**Instructions to follow**
What follows is a set of records; repeat all of them exactly.

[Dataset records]
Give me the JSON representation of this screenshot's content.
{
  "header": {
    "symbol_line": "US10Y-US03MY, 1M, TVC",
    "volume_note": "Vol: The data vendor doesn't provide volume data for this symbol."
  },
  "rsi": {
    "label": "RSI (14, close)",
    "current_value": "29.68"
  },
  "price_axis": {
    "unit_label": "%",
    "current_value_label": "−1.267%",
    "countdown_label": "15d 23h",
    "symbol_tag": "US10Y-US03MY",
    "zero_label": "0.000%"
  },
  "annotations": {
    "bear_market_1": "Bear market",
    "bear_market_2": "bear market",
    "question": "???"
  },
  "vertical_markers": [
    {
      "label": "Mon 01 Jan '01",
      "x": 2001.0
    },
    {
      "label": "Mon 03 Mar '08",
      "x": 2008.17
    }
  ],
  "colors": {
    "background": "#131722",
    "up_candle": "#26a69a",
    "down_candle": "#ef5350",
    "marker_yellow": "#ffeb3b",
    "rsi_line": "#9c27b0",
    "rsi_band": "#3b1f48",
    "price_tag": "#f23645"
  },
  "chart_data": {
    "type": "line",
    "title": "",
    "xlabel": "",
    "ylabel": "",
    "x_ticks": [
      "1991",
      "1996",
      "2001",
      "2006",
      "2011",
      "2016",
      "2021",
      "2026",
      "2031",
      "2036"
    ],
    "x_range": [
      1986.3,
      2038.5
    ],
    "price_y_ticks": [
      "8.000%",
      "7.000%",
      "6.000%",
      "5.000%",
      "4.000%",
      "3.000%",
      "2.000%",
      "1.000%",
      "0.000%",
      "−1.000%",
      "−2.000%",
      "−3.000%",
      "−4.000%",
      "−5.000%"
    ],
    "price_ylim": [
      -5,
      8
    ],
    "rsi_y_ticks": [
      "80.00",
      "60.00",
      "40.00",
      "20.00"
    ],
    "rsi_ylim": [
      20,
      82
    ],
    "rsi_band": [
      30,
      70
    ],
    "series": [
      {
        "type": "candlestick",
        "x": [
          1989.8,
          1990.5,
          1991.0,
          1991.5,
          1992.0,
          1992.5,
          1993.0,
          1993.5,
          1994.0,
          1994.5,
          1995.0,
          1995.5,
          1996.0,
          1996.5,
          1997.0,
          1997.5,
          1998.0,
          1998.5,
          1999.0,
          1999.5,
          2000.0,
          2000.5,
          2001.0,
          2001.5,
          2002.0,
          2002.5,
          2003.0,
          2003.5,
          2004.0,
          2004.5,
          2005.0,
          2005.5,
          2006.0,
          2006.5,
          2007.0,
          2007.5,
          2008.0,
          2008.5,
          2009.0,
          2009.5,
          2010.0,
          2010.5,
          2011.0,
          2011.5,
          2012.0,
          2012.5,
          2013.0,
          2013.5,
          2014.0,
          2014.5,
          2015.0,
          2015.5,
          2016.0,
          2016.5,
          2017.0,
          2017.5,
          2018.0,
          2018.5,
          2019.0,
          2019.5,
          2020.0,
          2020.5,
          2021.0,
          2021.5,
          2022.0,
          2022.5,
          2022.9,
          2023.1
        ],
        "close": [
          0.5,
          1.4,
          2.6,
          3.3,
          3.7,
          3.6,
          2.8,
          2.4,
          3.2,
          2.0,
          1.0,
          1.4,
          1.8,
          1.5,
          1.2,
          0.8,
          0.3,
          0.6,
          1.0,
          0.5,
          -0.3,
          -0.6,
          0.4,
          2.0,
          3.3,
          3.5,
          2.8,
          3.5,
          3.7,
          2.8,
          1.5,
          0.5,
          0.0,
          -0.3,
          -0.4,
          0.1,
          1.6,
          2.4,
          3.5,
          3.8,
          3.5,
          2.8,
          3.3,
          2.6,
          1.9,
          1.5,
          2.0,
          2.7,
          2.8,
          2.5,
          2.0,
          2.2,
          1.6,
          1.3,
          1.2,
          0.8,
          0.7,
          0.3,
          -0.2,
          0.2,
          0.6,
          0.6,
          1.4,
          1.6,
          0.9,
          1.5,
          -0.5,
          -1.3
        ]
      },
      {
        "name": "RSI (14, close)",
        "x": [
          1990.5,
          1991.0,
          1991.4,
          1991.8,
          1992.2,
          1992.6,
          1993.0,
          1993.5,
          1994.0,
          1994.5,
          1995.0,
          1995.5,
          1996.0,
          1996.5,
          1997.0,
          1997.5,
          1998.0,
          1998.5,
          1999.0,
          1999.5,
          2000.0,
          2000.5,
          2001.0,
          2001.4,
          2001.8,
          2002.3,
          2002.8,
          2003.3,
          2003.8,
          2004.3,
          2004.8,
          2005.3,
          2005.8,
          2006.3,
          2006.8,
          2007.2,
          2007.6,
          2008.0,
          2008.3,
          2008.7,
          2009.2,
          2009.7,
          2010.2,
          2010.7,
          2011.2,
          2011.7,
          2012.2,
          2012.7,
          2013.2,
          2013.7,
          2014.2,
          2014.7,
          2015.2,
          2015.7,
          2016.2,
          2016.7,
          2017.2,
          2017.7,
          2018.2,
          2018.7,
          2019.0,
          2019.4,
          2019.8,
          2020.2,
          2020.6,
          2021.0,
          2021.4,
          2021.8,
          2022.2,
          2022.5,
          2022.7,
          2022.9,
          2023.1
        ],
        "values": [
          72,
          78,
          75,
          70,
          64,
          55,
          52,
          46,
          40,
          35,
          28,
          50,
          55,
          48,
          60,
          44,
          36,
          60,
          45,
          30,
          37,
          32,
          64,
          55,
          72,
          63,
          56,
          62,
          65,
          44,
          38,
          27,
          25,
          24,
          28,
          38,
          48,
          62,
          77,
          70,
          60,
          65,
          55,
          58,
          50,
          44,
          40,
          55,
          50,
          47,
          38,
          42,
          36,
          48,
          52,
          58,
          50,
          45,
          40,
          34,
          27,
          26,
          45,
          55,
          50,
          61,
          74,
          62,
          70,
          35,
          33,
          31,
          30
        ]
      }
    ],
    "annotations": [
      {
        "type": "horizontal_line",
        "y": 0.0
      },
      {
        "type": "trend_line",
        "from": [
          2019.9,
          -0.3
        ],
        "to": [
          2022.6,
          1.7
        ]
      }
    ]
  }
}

**Response**
Give me the JSON representation of this screenshot's content.
{
  "header": {
    "symbol_line": "US10Y-US03MY, 1M, TVC",
    "volume_note": "Vol: The data vendor doesn't provide volume data for this symbol."
  },
  "rsi": {
    "label": "RSI (14, close)",
    "current_value": "29.68"
  },
  "price_axis": {
    "unit_label": "%",
    "current_value_label": "−1.267%",
    "countdown_label": "15d 23h",
    "symbol_tag": "US10Y-US03MY",
    "zero_label": "0.000%"
  },
  "annotations": {
    "bear_market_1": "Bear market",
    "bear_market_2": "bear market",
    "question": "???"
  },
  "vertical_markers": [
    {
      "label": "Mon 01 Jan '01",
      "x": 2001.0
    },
    {
      "label": "Mon 03 Mar '08",
      "x": 2008.17
    }
  ],
  "colors": {
    "background": "#131722",
    "up_candle": "#26a69a",
    "down_candle": "#ef5350",
    "marker_yellow": "#ffeb3b",
    "rsi_line": "#9c27b0",
    "rsi_band": "#3b1f48",
    "price_tag": "#f23645"
  },
  "chart_data": {
    "type": "line",
    "title": "",
    "xlabel": "",
    "ylabel": "",
    "x_ticks": [
      "1991",
      "1996",
      "2001",
      "2006",
      "2011",
      "2016",
      "2021",
      "2026",
      "2031",
      "2036"
    ],
    "x_range": [
      1986.3,
      2038.5
    ],
    "price_y_ticks": [
      "8.000%",
      "7.000%",
      "6.000%",
      "5.000%",
      "4.000%",
      "3.000%",
      "2.000%",
      "1.000%",
      "0.000%",
      "−1.000%",
      "−2.000%",
      "−3.000%",
      "−4.000%",
      "−5.000%"
    ],
    "price_ylim": [
      -5,
      8
    ],
    "rsi_y_ticks": [
      "80.00",
      "60.00",
      "40.00",
      "20.00"
    ],
    "rsi_ylim": [
      20,
      82
    ],
    "rsi_band": [
      30,
      70
    ],
    "series": [
      {
        "type": "candlestick",
        "x": [
          1989.8,
          1990.5,
          1991.0,
          1991.5,
          1992.0,
          1992.5,
          1993.0,
          1993.5,
          1994.0,
          1994.5,
          1995.0,
          1995.5,
          1996.0,
          1996.5,
          1997.0,
          1997.5,
          1998.0,
          1998.5,
          1999.0,
          1999.5,
          2000.0,
          2000.5,
          2001.0,
          2001.5,
          2002.0,
          2002.5,
          2003.0,
          2003.5,
          2004.0,
          2004.5,
          2005.0,
          2005.5,
          2006.0,
          2006.5,
          2007.0,
          2007.5,
          2008.0,
          2008.5,
          2009.0,
          2009.5,
          2010.0,
          2010.5,
          2011.0,
          2011.5,
          2012.0,
          2012.5,
          2013.0,
          2013.5,
          2014.0,
          2014.5,
          2015.0,
          2015.5,
          2016.0,
          2016.5,
          2017.0,
          2017.5,
          2018.0,
          2018.5,
          2019.0,
          2019.5,
          2020.0,
          2020.5,
          2021.0,
          2021.5,
          2022.0,
          2022.5,
          2022.9,
          2023.1
        ],
        "close": [
          0.5,
          1.4,
          2.6,
          3.3,
          3.7,
          3.6,
          2.8,
          2.4,
          3.2,
          2.0,
          1.0,
          1.4,
          1.8,
          1.5,
          1.2,
          0.8,
          0.3,
          0.6,
          1.0,
          0.5,
          -0.3,
          -0.6,
          0.4,
          2.0,
          3.3,
          3.5,
          2.8,
          3.5,
          3.7,
          2.8,
          1.5,
          0.5,
          0.0,
          -0.3,
          -0.4,
          0.1,
          1.6,
          2.4,
          3.5,
          3.8,
          3.5,
          2.8,
          3.3,
          2.6,
          1.9,
          1.5,
          2.0,
          2.7,
          2.8,
          2.5,
          2.0,
          2.2,
          1.6,
          1.3,
          1.2,
          0.8,
          0.7,
          0.3,
          -0.2,
          0.2,
          0.6,
          0.6,
          1.4,
          1.6,
          0.9,
          1.5,
          -0.5,
          -1.3
        ]
      },
      {
        "name": "RSI (14, close)",
        "x": [
          1990.5,
          1991.0,
          1991.4,
          1991.8,
          1992.2,
          1992.6,
          1993.0,
          1993.5,
          1994.0,
          1994.5,
          1995.0,
          1995.5,
          1996.0,
          1996.5,
          1997.0,
          1997.5,
          1998.0,
          1998.5,
          1999.0,
          1999.5,
          2000.0,
          2000.5,
          2001.0,
          2001.4,
          2001.8,
          2002.3,
          2002.8,
          2003.3,
          2003.8,
          2004.3,
          2004.8,
          2005.3,
          2005.8,
          2006.3,
          2006.8,
          2007.2,
          2007.6,
          2008.0,
          2008.3,
          2008.7,
          2009.2,
          2009.7,
          2010.2,
          2010.7,
          2011.2,
          2011.7,
          2012.2,
          2012.7,
          2013.2,
          2013.7,
          2014.2,
          2014.7,
          2015.2,
          2015.7,
          2016.2,
          2016.7,
          2017.2,
          2017.7,
          2018.2,
          2018.7,
          2019.0,
          2019.4,
          2019.8,
          2020.2,
          2020.6,
          2021.0,
          2021.4,
          2021.8,
          2022.2,
          2022.5,
          2022.7,
          2022.9,
          2023.1
        ],
        "values": [
          72,
          78,
          75,
          70,
          64,
          55,
          52,
          46,
          40,
          35,
          28,
          50,
          55,
          48,
          60,
          44,
          36,
          60,
          45,
          30,
          37,
          32,
          64,
          55,
          72,
          63,
          56,
          62,
          65,
          44,
          38,
          27,
          25,
          24,
          28,
          38,
          48,
          62,
          77,
          70,
          60,
          65,
          55,
          58,
          50,
          44,
          40,
          55,
          50,
          47,
          38,
          42,
          36,
          48,
          52,
          58,
          50,
          45,
          40,
          34,
          27,
          26,
          45,
          55,
          50,
          61,
          74,
          62,
          70,
          35,
          33,
          31,
          30
        ]
      }
    ],
    "annotations": [
      {
        "type": "horizontal_line",
        "y": 0.0
      },
      {
        "type": "trend_line",
        "from": [
          2019.9,
          -0.3
        ],
        "to": [
          2022.6,
          1.7
        ]
      }
    ]
  }
}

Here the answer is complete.